→ **What is required**
Wherever a line in the data below holds "such", copy that line.
Supplied information start
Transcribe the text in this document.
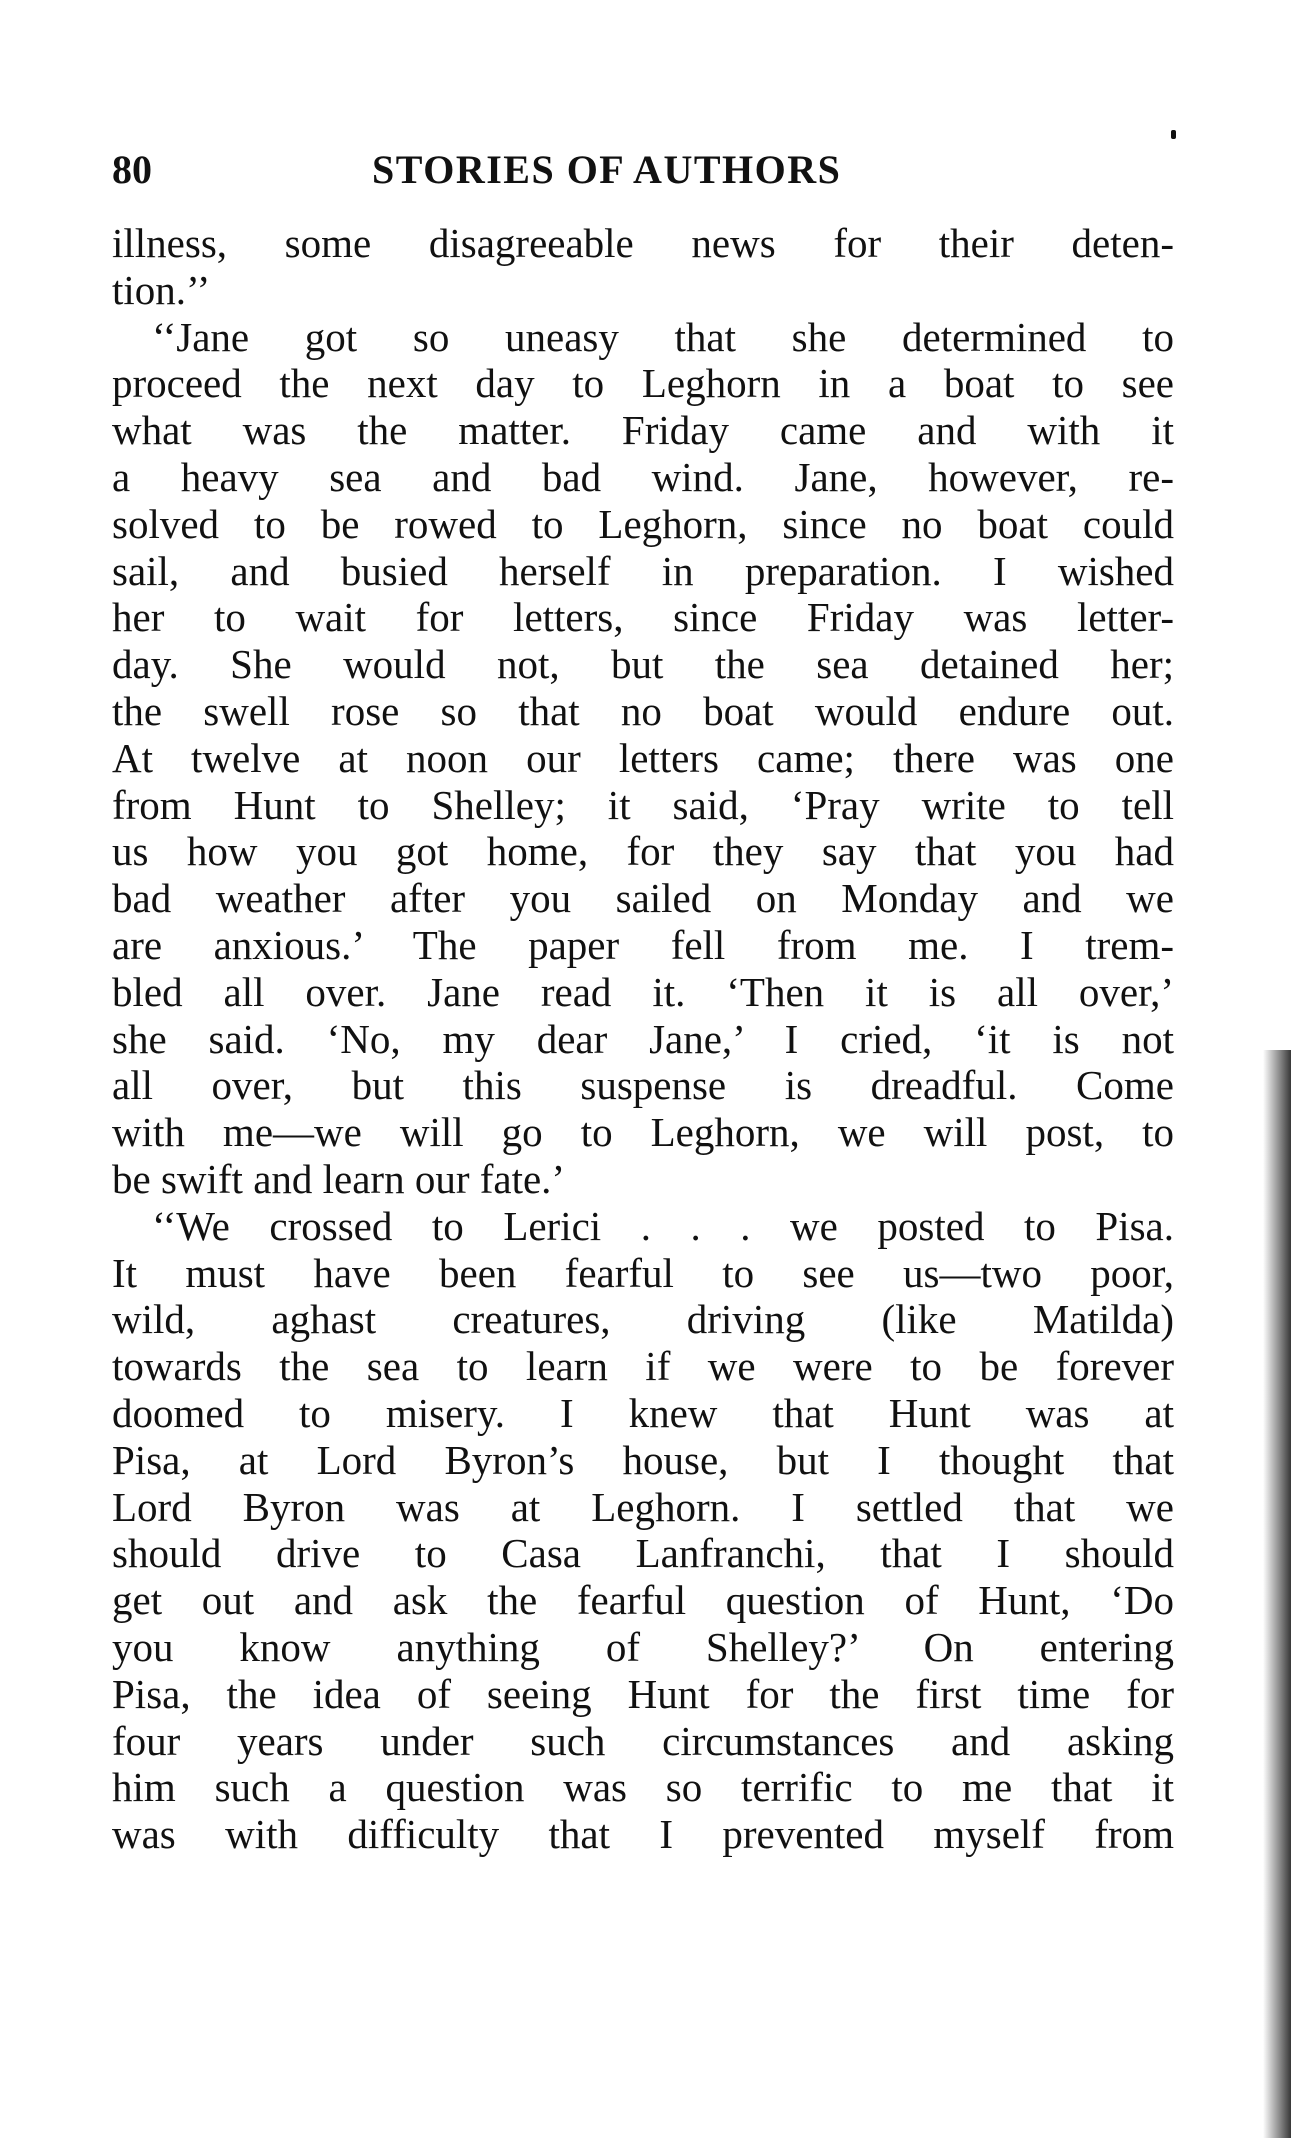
80	STORIES OF AUTHORS
illness, some disagreeable news for their deten-
tion.’’
‘‘Jane got so uneasy that she determined to
proceed the next day to Leghorn in a boat to see
what was the matter. Friday came and with it
a heavy sea and bad wind. Jane, however, re-
solved to be rowed to Leghorn, since no boat could
sail, and busied herself in preparation. I wished
her to wait for letters, since Friday was letter-
day. She would not, but the sea detained her;
the swell rose so that no boat would endure out.
At twelve at noon our letters came; there was one
from Hunt to Shelley; it said, ‘Pray write to tell
us how you got home, for they say that you had
bad weather after you sailed on Monday and we
are anxious.’ The paper fell from me. I trem-
bled all over. Jane read it. ‘Then it is all over,’
she said. ‘No, my dear Jane,’ I cried, ‘it is not
all over, but this suspense is dreadful. Come
with me—we will go to Leghorn, we will post, to
be swift and learn our fate.’
‘‘We crossed to Lerici . . . we posted to Pisa.
It must have been fearful to see us—two poor,
wild, aghast creatures, driving (like Matilda)
towards the sea to learn if we were to be forever
doomed to misery. I knew that Hunt was at
Pisa, at Lord Byron’s house, but I thought that
Lord Byron was at Leghorn. I settled that we
should drive to Casa Lanfranchi, that I should
get out and ask the fearful question of Hunt, ‘Do
you know anything of Shelley?’ On entering
Pisa, the idea of seeing Hunt for the first time for
four years under such circumstances and asking
him such a question was so terrific to me that it
was with difficulty that I prevented myself from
Supplied information end
→ **Solution to the problem**
four years under such circumstances and asking
him such a question was so terrific to me that it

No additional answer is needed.